- OBJECTIVE
Extract all lines that hold the string "this".

- DATA EXCERPTS
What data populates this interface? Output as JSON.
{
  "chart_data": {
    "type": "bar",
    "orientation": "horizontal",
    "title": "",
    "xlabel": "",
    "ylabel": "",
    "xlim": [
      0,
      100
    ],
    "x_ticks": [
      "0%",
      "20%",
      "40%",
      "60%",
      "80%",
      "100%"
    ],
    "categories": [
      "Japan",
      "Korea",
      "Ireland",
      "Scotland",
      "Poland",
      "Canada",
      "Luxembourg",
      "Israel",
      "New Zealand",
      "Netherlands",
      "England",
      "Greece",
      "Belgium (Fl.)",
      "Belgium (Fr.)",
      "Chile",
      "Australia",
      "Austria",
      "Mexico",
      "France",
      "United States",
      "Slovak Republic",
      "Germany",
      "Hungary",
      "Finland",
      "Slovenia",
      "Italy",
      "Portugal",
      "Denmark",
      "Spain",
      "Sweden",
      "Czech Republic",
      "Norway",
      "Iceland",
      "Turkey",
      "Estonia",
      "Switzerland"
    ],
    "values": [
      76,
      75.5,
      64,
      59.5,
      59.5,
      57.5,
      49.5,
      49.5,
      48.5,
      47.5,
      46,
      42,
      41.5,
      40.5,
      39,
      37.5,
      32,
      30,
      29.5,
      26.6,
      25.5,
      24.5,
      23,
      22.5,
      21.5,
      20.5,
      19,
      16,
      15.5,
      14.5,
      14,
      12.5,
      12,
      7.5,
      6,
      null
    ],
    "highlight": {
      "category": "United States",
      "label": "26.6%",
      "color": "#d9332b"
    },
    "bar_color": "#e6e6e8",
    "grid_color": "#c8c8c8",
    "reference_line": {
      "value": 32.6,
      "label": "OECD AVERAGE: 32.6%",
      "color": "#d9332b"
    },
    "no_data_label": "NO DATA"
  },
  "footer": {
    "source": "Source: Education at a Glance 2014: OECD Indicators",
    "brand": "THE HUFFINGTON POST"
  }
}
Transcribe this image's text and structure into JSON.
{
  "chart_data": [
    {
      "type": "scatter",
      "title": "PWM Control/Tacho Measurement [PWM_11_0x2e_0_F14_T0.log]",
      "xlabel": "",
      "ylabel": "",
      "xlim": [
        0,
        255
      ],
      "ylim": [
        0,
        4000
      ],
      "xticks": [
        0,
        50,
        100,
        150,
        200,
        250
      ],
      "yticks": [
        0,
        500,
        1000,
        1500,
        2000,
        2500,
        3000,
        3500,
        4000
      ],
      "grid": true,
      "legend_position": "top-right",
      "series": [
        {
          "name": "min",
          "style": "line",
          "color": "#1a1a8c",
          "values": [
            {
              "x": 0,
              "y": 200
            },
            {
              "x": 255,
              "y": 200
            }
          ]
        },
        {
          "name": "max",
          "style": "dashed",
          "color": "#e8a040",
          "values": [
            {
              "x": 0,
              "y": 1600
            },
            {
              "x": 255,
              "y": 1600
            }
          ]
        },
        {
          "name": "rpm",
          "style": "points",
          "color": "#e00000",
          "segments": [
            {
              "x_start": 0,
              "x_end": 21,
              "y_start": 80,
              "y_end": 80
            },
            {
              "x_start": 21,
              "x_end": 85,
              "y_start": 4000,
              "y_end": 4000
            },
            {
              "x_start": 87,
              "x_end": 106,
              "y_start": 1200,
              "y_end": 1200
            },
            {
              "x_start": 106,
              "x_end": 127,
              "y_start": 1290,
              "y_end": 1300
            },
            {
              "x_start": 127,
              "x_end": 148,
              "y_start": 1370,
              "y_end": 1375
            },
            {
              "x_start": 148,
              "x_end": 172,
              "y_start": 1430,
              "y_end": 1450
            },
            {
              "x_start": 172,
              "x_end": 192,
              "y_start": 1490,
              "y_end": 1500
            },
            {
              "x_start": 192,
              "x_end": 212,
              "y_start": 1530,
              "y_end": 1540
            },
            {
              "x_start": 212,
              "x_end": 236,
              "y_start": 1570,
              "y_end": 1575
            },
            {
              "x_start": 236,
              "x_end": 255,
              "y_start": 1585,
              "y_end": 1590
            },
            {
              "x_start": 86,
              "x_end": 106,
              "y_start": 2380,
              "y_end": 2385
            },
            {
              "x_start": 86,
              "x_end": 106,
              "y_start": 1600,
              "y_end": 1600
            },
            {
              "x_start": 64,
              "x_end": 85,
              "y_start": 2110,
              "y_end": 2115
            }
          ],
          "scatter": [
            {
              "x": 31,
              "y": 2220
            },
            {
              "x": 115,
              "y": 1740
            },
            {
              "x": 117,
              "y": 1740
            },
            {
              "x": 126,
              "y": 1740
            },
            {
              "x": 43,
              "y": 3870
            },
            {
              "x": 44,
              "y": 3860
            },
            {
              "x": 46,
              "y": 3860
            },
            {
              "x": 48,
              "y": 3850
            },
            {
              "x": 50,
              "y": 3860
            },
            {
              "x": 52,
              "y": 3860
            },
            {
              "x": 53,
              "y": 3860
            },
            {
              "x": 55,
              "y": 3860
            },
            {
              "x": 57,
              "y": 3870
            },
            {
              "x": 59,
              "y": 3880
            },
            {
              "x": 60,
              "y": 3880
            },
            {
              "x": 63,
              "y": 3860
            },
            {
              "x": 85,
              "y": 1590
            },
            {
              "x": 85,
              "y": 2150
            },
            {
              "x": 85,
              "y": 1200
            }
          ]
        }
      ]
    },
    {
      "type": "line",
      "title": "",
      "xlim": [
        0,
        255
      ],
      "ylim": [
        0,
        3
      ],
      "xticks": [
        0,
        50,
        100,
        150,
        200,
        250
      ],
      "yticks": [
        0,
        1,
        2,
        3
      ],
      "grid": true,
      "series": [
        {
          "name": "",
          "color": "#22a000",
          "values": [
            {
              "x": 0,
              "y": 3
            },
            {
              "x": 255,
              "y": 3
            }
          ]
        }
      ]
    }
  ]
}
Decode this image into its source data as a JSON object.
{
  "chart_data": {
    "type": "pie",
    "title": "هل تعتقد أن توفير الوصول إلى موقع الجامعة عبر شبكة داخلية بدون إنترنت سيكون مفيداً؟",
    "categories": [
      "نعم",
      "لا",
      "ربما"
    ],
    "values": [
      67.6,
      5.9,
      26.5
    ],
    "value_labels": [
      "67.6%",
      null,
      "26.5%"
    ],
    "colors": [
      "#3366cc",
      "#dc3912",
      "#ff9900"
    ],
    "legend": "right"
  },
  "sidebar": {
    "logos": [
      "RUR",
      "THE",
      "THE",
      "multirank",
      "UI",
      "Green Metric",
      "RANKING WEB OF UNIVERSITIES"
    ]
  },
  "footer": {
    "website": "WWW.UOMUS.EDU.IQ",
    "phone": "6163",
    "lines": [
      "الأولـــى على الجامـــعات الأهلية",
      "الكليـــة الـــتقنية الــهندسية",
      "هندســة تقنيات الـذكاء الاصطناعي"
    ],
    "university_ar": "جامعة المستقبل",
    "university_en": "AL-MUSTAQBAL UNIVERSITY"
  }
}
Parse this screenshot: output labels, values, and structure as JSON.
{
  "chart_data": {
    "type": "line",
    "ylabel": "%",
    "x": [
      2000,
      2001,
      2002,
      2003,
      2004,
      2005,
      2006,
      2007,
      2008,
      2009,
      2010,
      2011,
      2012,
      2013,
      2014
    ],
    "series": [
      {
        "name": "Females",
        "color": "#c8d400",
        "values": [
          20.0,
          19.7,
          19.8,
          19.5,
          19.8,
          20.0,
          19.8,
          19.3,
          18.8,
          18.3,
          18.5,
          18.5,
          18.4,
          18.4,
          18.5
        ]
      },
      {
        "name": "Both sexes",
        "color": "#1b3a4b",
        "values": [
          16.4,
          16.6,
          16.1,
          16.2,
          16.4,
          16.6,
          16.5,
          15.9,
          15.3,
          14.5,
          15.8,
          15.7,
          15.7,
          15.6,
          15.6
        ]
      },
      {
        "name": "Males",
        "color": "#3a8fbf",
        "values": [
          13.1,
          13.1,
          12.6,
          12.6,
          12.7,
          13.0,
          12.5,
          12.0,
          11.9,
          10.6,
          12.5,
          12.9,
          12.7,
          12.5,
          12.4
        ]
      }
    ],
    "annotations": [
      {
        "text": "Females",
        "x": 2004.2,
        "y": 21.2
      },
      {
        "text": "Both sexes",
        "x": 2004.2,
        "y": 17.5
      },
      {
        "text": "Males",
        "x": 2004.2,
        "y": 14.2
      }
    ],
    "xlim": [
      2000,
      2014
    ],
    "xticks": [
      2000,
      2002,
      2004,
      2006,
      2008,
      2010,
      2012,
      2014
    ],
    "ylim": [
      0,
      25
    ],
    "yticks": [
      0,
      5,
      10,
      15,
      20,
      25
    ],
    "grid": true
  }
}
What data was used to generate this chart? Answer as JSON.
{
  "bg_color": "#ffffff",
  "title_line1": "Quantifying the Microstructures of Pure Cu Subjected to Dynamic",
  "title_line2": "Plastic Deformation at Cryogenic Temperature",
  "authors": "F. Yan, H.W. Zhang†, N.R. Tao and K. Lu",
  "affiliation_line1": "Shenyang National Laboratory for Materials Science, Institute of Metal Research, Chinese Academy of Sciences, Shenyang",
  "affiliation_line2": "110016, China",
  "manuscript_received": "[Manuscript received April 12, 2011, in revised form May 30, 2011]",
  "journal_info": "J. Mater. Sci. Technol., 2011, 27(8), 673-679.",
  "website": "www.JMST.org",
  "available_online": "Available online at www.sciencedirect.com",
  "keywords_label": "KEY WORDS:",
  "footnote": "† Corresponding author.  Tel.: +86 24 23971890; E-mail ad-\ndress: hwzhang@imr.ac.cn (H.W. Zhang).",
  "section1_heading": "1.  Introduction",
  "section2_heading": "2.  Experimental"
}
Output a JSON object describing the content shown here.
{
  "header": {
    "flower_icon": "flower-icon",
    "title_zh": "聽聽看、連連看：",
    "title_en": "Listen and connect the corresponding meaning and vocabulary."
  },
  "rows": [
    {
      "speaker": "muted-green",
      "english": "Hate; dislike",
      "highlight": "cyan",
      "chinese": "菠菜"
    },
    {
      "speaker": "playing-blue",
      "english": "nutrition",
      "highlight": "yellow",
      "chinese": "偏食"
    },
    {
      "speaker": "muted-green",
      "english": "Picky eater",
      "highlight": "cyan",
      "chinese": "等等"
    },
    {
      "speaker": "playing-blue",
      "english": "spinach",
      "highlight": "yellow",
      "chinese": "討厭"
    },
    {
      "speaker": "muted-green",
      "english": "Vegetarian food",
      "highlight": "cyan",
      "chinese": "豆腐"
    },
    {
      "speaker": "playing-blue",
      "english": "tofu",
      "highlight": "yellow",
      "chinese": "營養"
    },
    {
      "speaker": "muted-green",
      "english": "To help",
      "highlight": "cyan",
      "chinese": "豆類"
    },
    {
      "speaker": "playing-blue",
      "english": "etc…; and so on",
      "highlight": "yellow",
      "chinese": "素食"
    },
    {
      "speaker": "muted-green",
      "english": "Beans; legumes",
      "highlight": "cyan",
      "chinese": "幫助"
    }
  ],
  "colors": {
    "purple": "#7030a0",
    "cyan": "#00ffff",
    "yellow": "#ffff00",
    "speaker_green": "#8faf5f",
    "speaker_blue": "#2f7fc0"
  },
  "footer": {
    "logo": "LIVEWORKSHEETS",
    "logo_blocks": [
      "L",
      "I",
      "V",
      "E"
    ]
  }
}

- FINISHED ANSWER
What data populates this interface? Output as JSON.
Transcribe this image's text and structure into JSON.
Decode this image into its source data as a JSON object.
Parse this screenshot: output labels, values, and structure as JSON.
What data was used to generate this chart? Answer as JSON.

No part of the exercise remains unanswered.